-- BEGIN --

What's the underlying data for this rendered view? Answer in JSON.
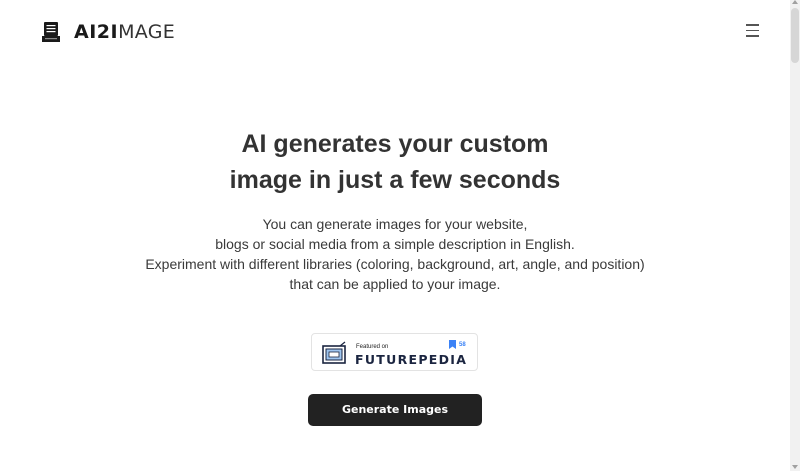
{
  "header": {
    "logo_bold": "AI2I",
    "logo_light": "MAGE",
    "logo_icon": "document-icon",
    "menu_icon": "hamburger-menu-icon"
  },
  "hero": {
    "title_line1": "AI generates your custom",
    "title_line2": "image in just a few seconds",
    "text_line1": "You can generate images for your website,",
    "text_line2": "blogs or social media from a simple description in English.",
    "text_line3": "Experiment with different libraries (coloring, background, art, angle, and position)",
    "text_line4": "that can be applied to your image."
  },
  "badge": {
    "small_text": "Featured on",
    "big_text": "FUTUREPEDIA",
    "count": "58",
    "icon": "bookmark-icon"
  },
  "cta": {
    "label": "Generate Images"
  },
  "colors": {
    "button_bg": "#222222",
    "text": "#333333",
    "badge_accent": "#3b82f6"
  }
}
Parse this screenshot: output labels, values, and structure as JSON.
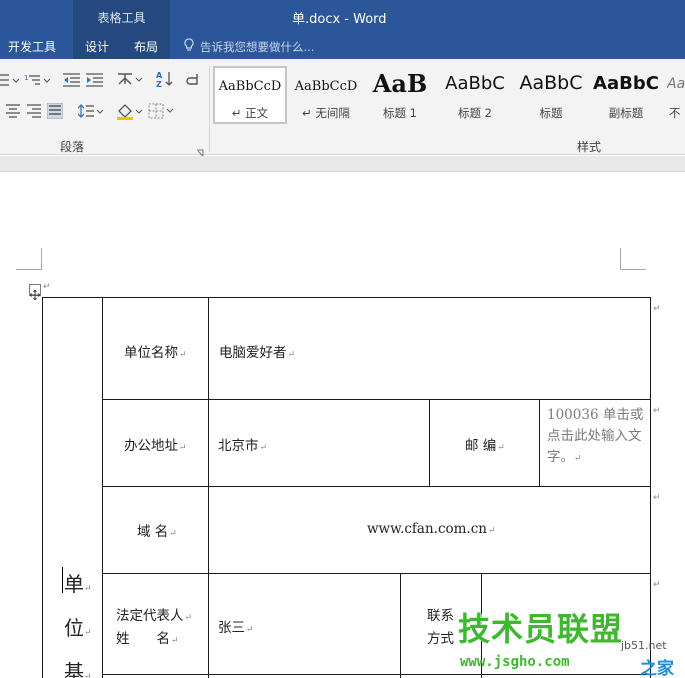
{
  "window": {
    "context_group": "表格工具",
    "title": "单.docx - Word",
    "accent": "#2b579a"
  },
  "tabs": [
    {
      "label": "开发工具"
    },
    {
      "label": "设计"
    },
    {
      "label": "布局"
    }
  ],
  "tell_me": {
    "text": "告诉我您想要做什么..."
  },
  "ribbon": {
    "paragraph_group": "段落",
    "styles_group": "样式",
    "styles": [
      {
        "sample": "AaBbCcD",
        "name": "正文",
        "active": true
      },
      {
        "sample": "AaBbCcD",
        "name": "无间隔"
      },
      {
        "sample": "AaB",
        "name": "标题 1"
      },
      {
        "sample": "AaBbC",
        "name": "标题 2"
      },
      {
        "sample": "AaBbC",
        "name": "标题"
      },
      {
        "sample": "AaBbC",
        "name": "副标题"
      },
      {
        "sample": "Aa",
        "name": "不"
      }
    ]
  },
  "table": {
    "side_header_chars": [
      "单",
      "位",
      "基"
    ],
    "rows": {
      "unit_name_label": "单位名称",
      "unit_name_value": "电脑爱好者",
      "address_label": "办公地址",
      "address_value": "北京市",
      "postcode_label": "邮 编",
      "postcode_value": "100036 单击或点击此处输入文字。",
      "domain_label": "域 名",
      "domain_value": "www.cfan.com.cn",
      "legal_rep_label_1": "法定代表人",
      "legal_rep_label_2": "姓　　名",
      "legal_rep_value": "张三",
      "contact_label_1": "联系",
      "contact_label_2": "方式"
    }
  },
  "watermark": {
    "main": "技术员联盟",
    "url": "www.jsgho.com",
    "site": "jb51.net",
    "suffix": "之家"
  }
}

-- END --

## [Goal]
Scan the listing above. Collect all lines with the word "JSON".

## [Result of this task]
What's the underlying data for this rendered view? Answer in JSON.
Parse this screenshot: output labels, values, and structure as JSON.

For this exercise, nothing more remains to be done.